Task to complete:
Go through the records and extract every line with the word "brand".
BEGIN Given data
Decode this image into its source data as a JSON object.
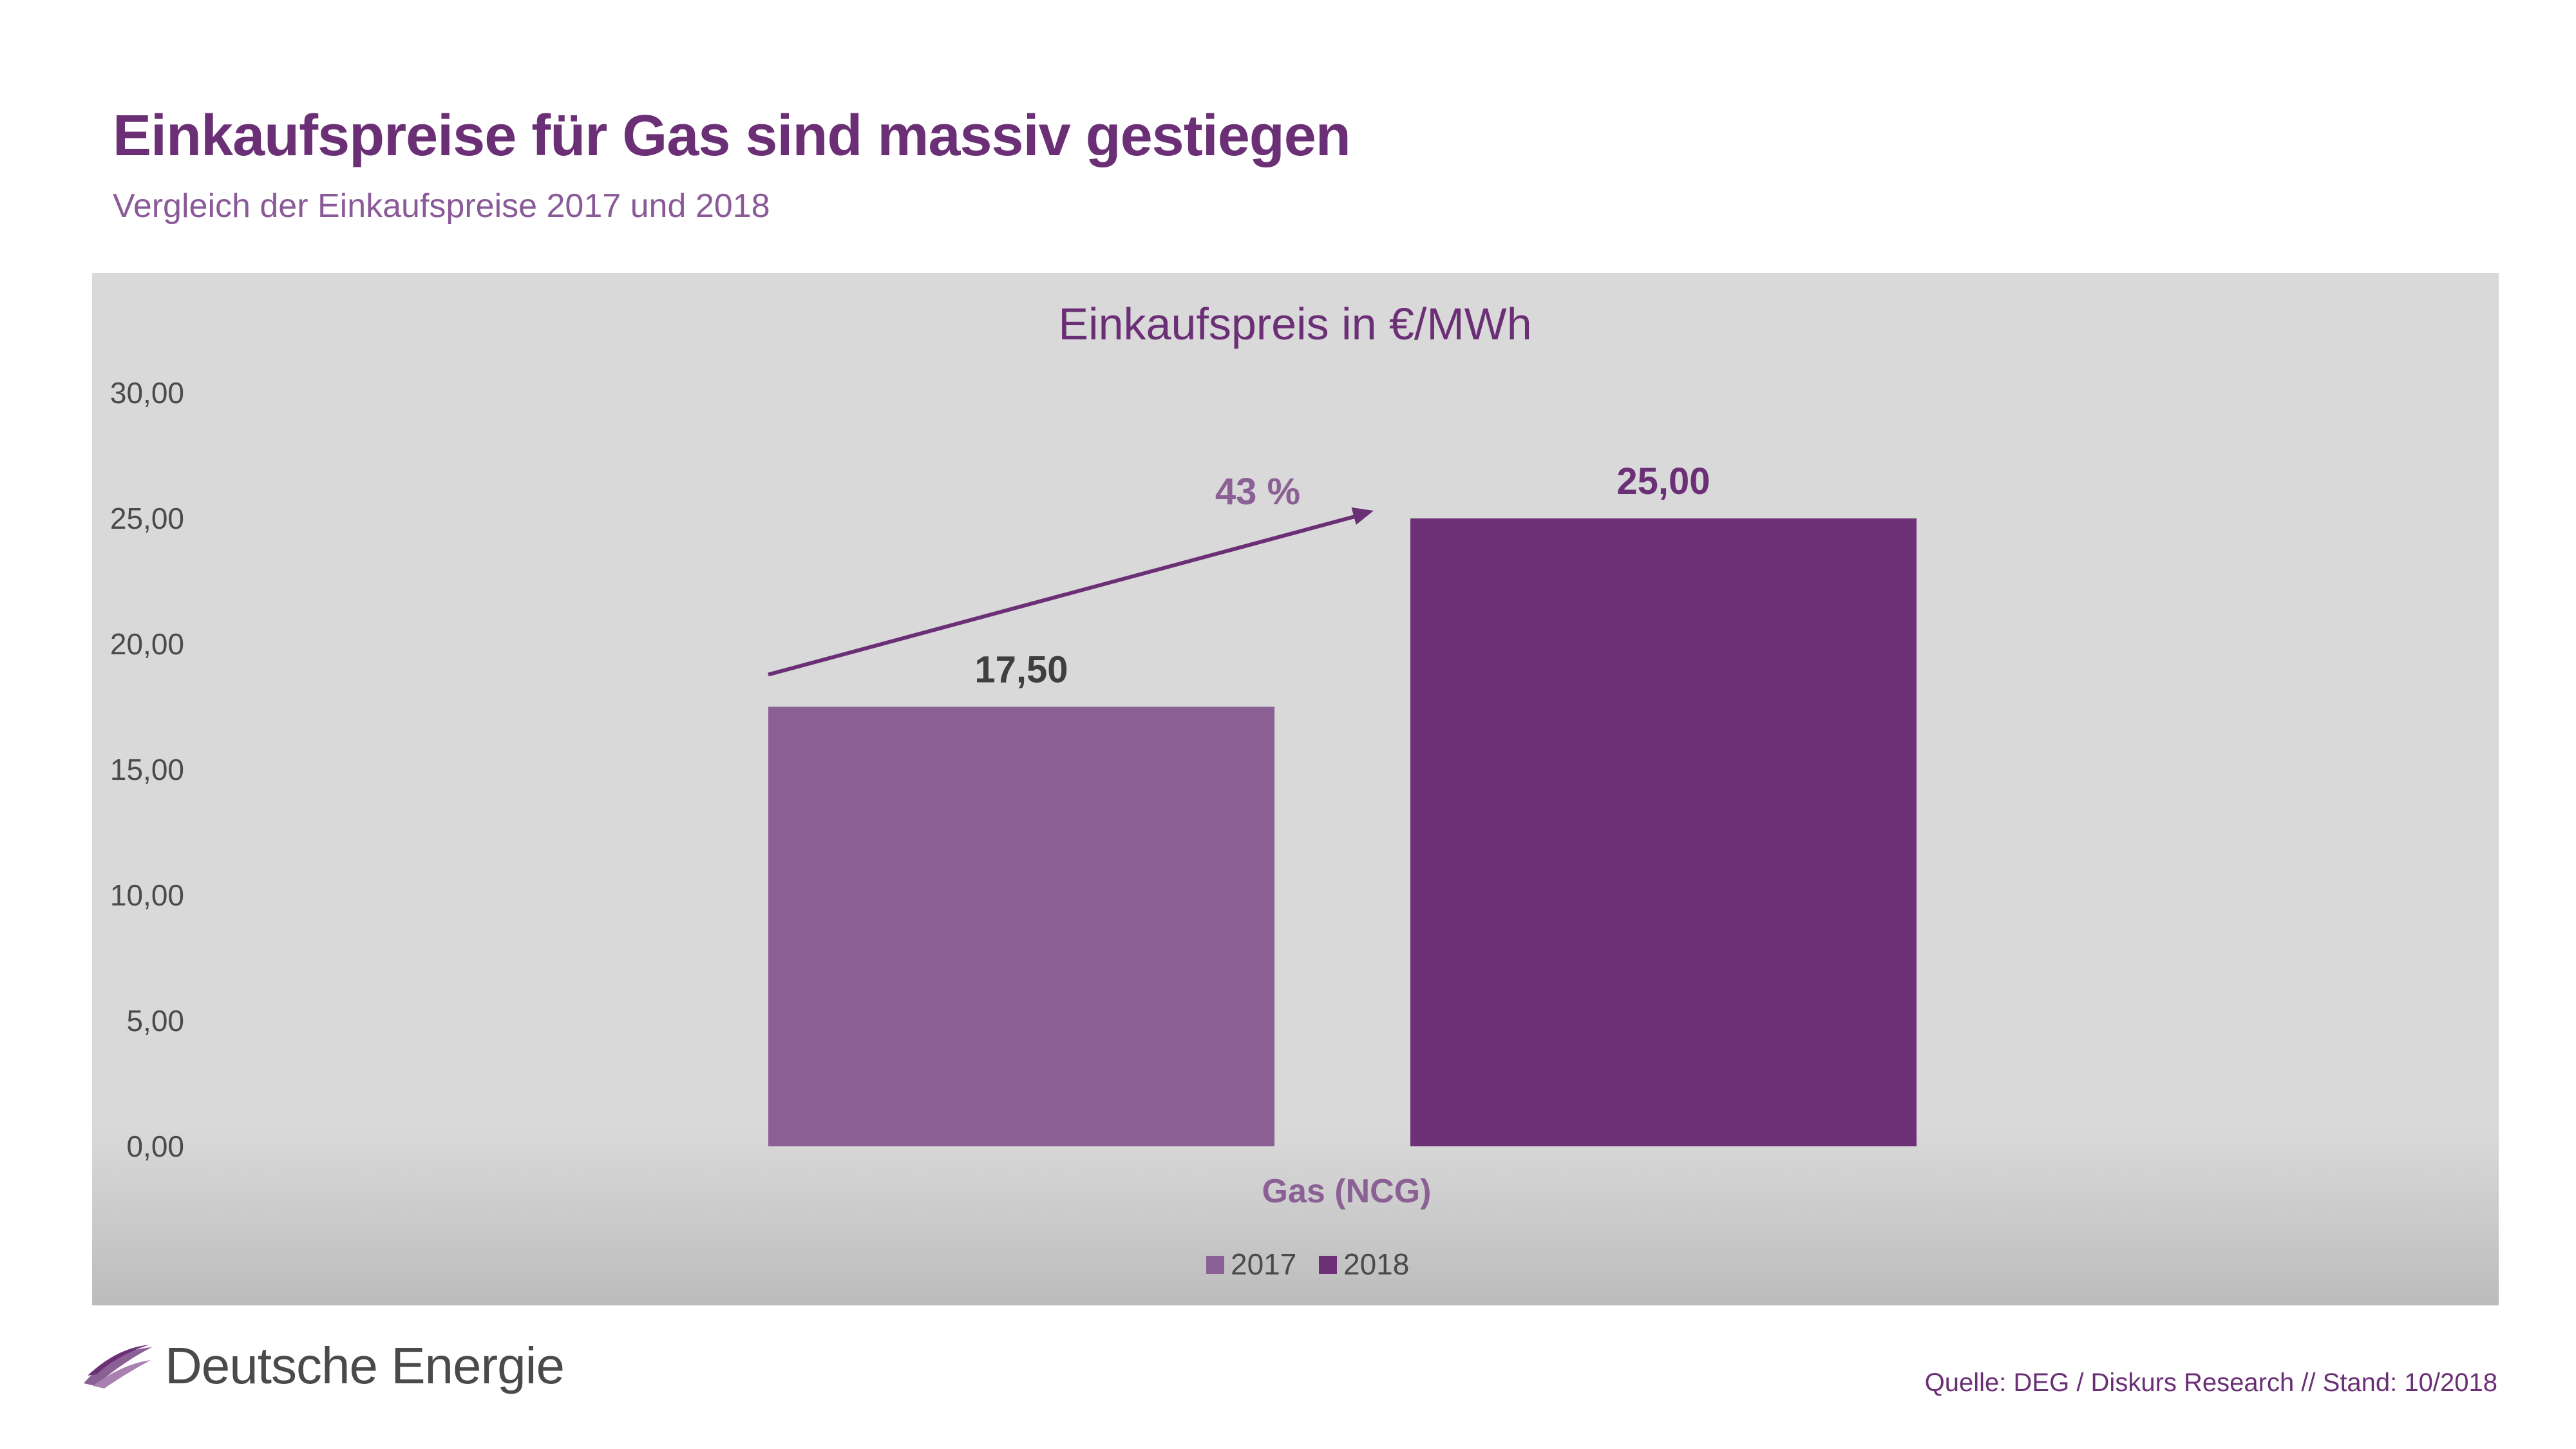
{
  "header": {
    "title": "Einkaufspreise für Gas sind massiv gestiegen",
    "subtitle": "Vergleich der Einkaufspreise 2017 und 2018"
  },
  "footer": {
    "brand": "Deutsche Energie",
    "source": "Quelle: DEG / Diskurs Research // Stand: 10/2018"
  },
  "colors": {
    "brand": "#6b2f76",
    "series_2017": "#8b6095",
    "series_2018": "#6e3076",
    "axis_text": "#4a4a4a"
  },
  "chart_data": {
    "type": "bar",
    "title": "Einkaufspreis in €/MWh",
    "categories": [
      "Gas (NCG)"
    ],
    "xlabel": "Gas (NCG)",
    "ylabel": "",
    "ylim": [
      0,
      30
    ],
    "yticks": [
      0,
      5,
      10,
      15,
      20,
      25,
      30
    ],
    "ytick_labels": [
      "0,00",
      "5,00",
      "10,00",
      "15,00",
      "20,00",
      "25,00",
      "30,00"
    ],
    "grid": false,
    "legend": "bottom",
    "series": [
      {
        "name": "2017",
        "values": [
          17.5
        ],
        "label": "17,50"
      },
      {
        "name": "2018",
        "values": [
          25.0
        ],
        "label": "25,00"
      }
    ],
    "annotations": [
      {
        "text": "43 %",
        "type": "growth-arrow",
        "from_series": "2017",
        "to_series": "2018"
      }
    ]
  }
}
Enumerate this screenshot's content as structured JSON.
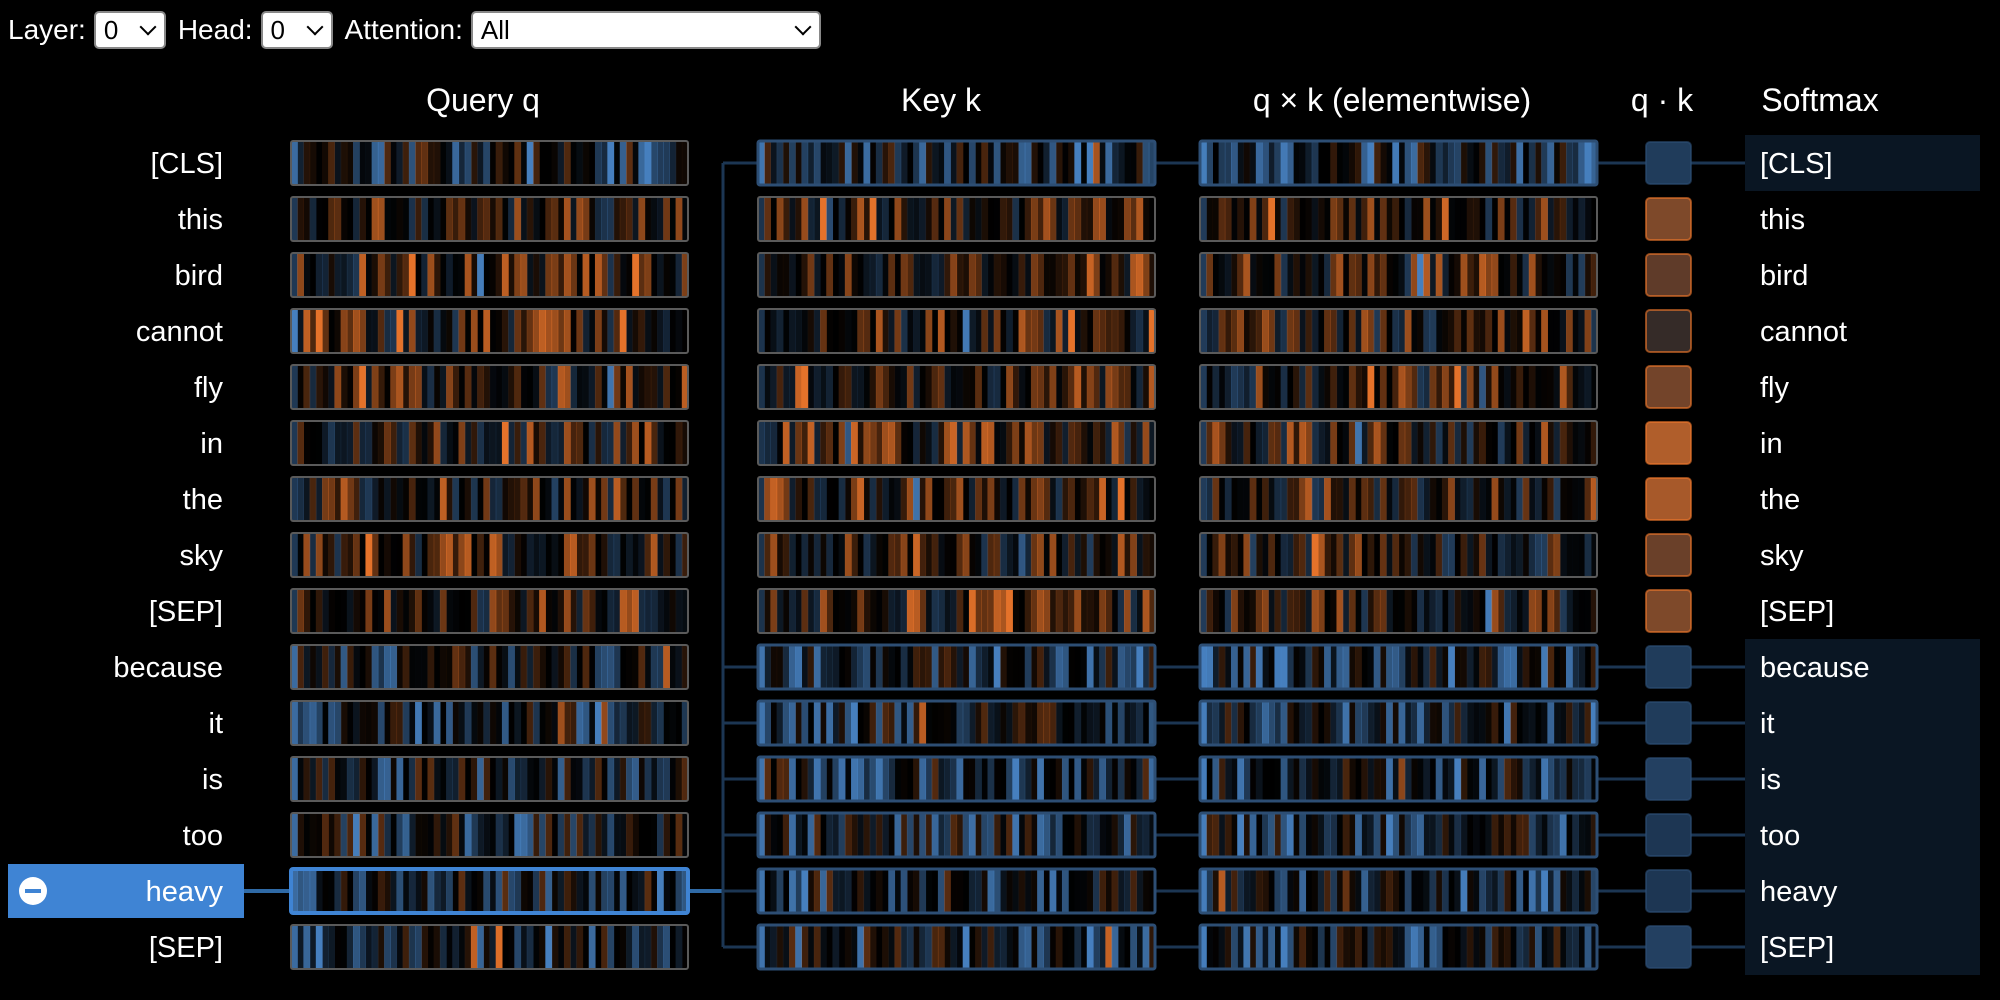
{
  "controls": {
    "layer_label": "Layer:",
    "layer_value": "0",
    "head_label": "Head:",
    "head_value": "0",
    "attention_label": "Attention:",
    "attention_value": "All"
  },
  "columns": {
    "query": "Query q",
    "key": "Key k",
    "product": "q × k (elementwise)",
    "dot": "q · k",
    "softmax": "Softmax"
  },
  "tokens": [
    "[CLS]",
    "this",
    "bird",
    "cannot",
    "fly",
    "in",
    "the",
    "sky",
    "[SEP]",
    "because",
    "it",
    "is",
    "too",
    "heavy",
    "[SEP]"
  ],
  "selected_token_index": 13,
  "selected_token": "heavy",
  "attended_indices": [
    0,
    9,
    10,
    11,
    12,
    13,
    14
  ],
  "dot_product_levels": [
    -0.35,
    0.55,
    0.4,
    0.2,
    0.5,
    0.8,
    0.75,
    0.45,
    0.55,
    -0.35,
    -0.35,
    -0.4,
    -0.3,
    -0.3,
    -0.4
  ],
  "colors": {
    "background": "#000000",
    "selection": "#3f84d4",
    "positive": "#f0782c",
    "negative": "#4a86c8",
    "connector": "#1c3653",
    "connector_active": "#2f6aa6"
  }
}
END Given data
Completed exercise:
    "brand": "Deutsche Energie",
    "brand": "#6b2f76",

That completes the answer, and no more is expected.